MATERIAL FOR THE TASK:
□ □ □
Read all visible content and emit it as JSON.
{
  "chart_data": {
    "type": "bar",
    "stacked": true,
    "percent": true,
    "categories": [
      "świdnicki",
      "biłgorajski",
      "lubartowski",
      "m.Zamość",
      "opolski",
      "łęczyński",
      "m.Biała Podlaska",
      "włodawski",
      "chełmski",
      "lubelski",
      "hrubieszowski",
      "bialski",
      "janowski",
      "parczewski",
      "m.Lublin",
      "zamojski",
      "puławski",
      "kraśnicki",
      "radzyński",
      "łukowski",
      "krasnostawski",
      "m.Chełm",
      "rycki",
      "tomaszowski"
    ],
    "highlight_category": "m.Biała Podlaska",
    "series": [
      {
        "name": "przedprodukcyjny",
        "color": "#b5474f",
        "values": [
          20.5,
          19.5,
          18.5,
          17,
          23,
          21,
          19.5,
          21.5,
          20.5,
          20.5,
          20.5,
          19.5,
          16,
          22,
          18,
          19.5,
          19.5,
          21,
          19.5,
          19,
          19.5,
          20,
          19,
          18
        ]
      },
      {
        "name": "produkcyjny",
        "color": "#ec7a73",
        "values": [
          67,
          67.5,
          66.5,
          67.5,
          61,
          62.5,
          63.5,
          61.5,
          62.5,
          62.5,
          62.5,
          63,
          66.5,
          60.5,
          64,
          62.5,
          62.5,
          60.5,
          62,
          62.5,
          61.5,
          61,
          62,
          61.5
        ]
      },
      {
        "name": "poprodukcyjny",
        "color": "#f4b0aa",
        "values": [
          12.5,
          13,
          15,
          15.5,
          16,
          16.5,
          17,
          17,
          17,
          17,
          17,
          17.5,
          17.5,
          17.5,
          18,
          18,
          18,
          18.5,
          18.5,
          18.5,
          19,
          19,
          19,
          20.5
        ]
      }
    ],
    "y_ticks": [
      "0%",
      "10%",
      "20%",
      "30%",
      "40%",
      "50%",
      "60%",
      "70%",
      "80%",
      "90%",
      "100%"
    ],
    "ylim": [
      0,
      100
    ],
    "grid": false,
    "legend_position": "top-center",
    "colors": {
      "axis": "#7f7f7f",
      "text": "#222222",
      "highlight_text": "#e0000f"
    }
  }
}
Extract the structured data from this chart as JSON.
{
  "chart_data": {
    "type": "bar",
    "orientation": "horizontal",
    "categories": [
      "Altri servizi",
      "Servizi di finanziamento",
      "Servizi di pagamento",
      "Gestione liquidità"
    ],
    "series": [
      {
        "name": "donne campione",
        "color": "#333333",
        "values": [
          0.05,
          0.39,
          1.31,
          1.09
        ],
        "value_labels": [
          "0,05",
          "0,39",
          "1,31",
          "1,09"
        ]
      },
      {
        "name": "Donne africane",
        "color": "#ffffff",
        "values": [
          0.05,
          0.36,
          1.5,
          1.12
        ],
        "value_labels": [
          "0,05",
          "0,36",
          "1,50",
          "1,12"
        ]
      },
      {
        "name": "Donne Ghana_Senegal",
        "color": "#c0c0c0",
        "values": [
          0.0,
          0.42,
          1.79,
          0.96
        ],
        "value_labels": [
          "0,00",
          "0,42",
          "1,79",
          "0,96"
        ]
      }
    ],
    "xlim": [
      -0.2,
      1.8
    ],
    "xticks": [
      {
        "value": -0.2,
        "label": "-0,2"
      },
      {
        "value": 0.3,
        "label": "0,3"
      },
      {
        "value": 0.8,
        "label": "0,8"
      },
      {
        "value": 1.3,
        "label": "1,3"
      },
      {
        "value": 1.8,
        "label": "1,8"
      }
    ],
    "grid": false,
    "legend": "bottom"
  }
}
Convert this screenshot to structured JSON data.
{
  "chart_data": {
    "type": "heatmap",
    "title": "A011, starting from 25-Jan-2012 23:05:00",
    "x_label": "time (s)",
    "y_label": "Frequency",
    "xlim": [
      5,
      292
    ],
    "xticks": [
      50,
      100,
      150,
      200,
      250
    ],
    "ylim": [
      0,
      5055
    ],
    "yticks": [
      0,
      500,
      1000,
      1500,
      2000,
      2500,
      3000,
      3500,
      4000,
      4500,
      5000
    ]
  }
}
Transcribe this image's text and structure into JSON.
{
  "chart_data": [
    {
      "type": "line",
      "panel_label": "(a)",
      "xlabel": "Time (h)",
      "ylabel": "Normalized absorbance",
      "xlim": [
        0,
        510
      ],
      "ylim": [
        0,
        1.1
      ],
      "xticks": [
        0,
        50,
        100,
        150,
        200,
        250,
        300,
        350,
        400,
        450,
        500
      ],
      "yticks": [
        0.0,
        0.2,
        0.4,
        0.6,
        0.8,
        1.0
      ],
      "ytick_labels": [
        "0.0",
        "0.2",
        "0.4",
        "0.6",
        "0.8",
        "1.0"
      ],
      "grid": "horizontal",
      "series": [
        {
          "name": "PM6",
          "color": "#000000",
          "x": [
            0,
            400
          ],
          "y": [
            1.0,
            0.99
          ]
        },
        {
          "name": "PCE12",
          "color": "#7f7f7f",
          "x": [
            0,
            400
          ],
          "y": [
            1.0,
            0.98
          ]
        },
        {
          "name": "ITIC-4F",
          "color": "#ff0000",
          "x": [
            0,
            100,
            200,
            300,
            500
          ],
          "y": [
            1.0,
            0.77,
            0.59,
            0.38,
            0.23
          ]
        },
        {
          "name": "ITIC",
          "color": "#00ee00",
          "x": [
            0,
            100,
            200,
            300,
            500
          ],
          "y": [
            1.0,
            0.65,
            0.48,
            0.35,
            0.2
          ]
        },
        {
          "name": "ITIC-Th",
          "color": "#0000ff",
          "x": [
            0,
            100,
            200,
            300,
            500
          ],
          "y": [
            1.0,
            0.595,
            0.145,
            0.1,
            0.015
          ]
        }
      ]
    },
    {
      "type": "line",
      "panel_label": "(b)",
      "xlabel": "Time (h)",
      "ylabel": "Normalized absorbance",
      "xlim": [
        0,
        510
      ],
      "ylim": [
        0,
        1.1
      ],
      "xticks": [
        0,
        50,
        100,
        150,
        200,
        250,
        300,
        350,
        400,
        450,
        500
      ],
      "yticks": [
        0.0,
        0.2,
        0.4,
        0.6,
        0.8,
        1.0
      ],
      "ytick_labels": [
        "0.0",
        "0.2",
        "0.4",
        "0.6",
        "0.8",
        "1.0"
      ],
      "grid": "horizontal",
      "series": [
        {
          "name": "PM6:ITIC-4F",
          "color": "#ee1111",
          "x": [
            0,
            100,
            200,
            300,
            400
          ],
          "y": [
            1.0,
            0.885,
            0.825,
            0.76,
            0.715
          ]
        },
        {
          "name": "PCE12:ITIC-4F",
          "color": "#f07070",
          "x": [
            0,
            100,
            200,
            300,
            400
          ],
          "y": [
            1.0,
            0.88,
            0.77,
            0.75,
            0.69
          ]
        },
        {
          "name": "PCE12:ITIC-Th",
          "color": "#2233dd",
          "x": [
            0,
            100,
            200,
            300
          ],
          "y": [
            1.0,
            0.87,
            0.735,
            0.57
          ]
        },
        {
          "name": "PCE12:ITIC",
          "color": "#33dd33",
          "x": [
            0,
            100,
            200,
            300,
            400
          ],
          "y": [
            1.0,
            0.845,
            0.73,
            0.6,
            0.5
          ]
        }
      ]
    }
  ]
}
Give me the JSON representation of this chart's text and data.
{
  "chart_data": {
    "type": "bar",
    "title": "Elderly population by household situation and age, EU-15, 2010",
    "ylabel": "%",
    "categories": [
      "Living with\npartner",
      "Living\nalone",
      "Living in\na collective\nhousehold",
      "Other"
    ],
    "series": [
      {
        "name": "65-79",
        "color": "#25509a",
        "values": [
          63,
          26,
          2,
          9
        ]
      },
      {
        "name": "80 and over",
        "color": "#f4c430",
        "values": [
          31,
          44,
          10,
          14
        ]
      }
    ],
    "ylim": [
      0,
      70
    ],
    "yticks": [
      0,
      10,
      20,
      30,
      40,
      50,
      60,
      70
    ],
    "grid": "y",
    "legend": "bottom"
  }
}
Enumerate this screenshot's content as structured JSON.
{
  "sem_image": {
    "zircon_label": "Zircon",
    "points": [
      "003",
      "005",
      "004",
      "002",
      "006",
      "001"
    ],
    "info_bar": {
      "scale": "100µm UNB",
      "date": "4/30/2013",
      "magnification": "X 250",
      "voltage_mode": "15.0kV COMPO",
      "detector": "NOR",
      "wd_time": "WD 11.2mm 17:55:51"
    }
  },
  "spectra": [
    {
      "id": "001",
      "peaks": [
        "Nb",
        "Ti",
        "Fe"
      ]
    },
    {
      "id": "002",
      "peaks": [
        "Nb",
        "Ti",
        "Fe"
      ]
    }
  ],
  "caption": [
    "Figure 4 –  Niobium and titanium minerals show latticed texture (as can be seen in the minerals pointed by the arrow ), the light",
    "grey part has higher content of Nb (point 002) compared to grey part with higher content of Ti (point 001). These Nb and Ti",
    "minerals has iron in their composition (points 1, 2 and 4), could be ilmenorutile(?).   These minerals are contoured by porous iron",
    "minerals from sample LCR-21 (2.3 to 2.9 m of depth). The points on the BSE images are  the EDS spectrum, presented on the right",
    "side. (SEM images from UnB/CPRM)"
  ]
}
□ □ □
TASK REQUIREMENTS: Each line that holds the word "JSON" should be extracted from the records.

REPLY TO THE EXERCISE:
Read all visible content and emit it as JSON.
Extract the structured data from this chart as JSON.
Convert this screenshot to structured JSON data.
Transcribe this image's text and structure into JSON.
Give me the JSON representation of this chart's text and data.
Enumerate this screenshot's content as structured JSON.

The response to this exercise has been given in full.